Skip to main content

Overview

The fetch_all_ohlcv.py script retrieves historical daily OHLCV (candlestick) data for all stocks. It implements smart incremental updates by detecting existing data and only fetching missing days, plus hybrid live snapshot integration to include today’s intraday data.

Purpose

Fetches historical price and volume data:
  • Open, High, Low, Close prices (daily candles)
  • Volume (daily trading volume)
  • Incremental Updates - Only fetches missing dates
  • Live Integration - Merges today’s live data with historical data
  • Chunked Fetching - Handles large date ranges in 180-day chunks

API Endpoints

Historical OHLCV Endpoint

URL
string
required
https://openweb-ticks.dhan.co/getDataH
Method
string
required
POST

Live Snapshot Endpoint

URL
string
required
https://ow-scanx-analytics.dhan.co/customscan/fetchdt
Method
string
required
POST

Request Payloads

Historical Data Request

{
  "EXCH": "NSE",
  "SYM": "<SYMBOL>",
  "SEG": "E",
  "INST": "EQUITY",
  "SEC_ID": "<Sid>",
  "EXPCODE": 0,
  "INTERVAL": "D",
  "START": 215634600,
  "END": <CURRENT_TIMESTAMP>
}

Parameters

EXCH
string
default:"NSE"

> [EXCERPTED RECORDS]
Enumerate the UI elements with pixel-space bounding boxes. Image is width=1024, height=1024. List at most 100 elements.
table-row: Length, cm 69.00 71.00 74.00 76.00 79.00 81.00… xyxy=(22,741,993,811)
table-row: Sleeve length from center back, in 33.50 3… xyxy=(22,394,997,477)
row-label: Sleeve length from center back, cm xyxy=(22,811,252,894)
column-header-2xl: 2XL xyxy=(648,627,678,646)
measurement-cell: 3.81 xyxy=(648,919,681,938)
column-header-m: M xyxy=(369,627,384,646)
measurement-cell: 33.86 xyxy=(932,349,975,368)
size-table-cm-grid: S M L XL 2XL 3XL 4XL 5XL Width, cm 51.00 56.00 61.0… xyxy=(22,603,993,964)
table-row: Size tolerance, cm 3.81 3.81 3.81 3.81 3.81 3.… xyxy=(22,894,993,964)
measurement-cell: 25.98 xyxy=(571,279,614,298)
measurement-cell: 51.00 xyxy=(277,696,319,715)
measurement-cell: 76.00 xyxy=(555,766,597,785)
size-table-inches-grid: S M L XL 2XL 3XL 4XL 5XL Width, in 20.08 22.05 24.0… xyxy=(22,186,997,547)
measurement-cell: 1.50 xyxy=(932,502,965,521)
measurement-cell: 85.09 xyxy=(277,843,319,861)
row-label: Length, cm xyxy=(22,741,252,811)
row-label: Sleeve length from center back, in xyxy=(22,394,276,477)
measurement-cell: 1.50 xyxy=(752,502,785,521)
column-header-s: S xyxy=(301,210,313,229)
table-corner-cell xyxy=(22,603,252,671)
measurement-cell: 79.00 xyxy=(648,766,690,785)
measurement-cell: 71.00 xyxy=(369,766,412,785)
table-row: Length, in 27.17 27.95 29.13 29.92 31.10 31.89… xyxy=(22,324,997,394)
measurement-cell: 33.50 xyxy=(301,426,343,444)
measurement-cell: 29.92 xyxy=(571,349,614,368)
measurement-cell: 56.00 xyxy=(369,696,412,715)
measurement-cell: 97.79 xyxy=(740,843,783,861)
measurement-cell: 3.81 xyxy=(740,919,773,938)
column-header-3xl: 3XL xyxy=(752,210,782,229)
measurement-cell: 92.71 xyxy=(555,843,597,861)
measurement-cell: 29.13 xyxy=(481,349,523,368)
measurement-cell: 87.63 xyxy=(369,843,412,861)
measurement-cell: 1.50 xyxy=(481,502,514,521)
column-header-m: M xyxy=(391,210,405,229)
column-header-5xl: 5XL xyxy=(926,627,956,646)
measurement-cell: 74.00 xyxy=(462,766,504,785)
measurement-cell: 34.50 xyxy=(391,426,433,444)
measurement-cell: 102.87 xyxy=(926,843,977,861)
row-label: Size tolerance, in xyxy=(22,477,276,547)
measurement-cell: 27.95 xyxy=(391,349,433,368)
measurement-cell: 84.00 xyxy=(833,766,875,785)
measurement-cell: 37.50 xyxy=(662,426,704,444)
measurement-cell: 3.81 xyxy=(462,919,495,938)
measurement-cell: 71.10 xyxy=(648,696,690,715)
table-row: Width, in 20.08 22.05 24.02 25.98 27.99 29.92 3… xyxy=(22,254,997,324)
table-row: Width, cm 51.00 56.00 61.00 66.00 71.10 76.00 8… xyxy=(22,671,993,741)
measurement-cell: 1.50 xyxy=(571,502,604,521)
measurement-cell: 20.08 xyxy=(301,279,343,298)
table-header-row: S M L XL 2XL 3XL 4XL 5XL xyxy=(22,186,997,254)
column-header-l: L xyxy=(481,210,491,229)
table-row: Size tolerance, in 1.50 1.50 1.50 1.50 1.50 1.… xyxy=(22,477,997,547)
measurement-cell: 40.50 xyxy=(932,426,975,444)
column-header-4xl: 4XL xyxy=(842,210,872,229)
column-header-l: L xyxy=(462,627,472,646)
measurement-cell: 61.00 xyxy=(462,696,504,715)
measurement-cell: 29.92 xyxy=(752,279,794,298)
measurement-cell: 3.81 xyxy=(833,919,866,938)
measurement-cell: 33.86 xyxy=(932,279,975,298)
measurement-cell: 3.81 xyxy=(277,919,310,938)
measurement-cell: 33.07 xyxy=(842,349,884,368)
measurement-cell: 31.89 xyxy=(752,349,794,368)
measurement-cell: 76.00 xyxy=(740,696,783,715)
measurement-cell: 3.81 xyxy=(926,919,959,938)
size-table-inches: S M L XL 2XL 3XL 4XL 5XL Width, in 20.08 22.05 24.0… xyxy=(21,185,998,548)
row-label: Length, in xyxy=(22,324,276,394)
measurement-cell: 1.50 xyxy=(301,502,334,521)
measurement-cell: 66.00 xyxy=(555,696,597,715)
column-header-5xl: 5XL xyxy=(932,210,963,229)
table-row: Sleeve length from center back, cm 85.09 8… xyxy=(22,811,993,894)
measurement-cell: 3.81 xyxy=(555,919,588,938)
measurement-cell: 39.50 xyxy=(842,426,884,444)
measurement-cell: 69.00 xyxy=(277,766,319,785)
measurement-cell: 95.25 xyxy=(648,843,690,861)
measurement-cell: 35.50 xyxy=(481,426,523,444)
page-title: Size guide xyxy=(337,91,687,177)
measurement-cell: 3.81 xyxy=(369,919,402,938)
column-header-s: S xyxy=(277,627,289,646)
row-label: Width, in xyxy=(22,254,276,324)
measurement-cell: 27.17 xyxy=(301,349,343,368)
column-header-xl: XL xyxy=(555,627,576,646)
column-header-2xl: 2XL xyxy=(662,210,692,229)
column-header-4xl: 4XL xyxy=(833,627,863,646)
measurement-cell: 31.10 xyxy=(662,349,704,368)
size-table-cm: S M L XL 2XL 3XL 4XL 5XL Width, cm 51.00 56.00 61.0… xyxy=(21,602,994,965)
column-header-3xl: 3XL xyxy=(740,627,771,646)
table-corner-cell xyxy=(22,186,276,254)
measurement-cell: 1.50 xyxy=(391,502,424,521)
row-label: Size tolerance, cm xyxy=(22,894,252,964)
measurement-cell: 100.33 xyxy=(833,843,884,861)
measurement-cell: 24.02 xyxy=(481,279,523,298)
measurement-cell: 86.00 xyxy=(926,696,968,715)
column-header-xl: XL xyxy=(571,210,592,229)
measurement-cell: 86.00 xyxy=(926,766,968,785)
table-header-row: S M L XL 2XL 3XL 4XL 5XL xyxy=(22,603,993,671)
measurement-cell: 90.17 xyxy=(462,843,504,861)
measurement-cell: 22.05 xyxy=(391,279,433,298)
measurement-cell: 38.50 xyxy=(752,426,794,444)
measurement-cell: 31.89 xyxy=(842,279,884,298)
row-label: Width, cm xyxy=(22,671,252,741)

> [WORK INSTRUCTIONS]
a – List every bulleted item that appears under "Fetches historical price and volume data:" in the OHLCV script documentation.
b – Pick up the OHLCV script documentation after its final line, default:"NSE", and carry it forward in the same style.

> [ANSWERS FOR THE EXERCISE]
a –
- Open, High, Low, Close prices (daily candles)
- Volume (daily trading volume)
- Incremental Updates - Only fetches missing dates
- Live Integration - Merges today’s live data with historical data
- Chunked Fetching - Handles large date ranges in 180-day chunks

b –
required
Exchange code (NSE for National Stock Exchange)
SYM
string
required
Stock symbol (e.g., “RELIANCE”)
SEG
string
default:"E"
required
Market segment (E for Equity)
INST
string
default:"EQUITY"
required
Instrument type
SEC_ID
string
required
Security ID (Sid) from master_isin_map.json
EXPCODE
number
default:"0"
required
Expiry code (0 for equity stocks)
INTERVAL
string
default:"D"
required
Candle interval:
  • D - Daily candles (most common)
  • W - Weekly candles
  • M - Monthly candles
  • 1, 5, 15, 30, 60 - Intraday minutes
START
number
required
Start timestamp (Unix epoch). Script uses 215634600 (Oct 31, 1976) to fetch maximum available history.
END
number
required
End timestamp (Unix epoch). Typically current timestamp.

Live Snapshot Request

{
  "data": {
    "sort": "Volume",
    "sorder": "desc",
    "count": 5000,
    "fields": ["Sym", "Open", "High", "Low", "Ltp", "Volume"],
    "params": [{"field": "Exch", "op": "", "val": "NSE"}]
  }
}

Output Files

ohlcv_data/{SYMBOL}.csv
CSV
Per-stock OHLCV data in CSV format:
Date,Open,High,Low,Close,Volume
2024-01-01,2450.00,2480.50,2445.00,2475.30,5234567
2024-01-02,2476.00,2490.00,2470.00,2485.60,4123456
  • Date: YYYY-MM-DD format
  • Open: Opening price
  • High: Intraday high
  • Low: Intraday low
  • Close: Closing price (or LTP for today)
  • Volume: Trading volume
Files are deduplicated by date and sorted chronologically.

Function Signatures

Main Fetching Function

def fetch_single_stock(sym, details, live_snapshot=None):
    """
    Fetches OHLCV data for a single stock with incremental update logic.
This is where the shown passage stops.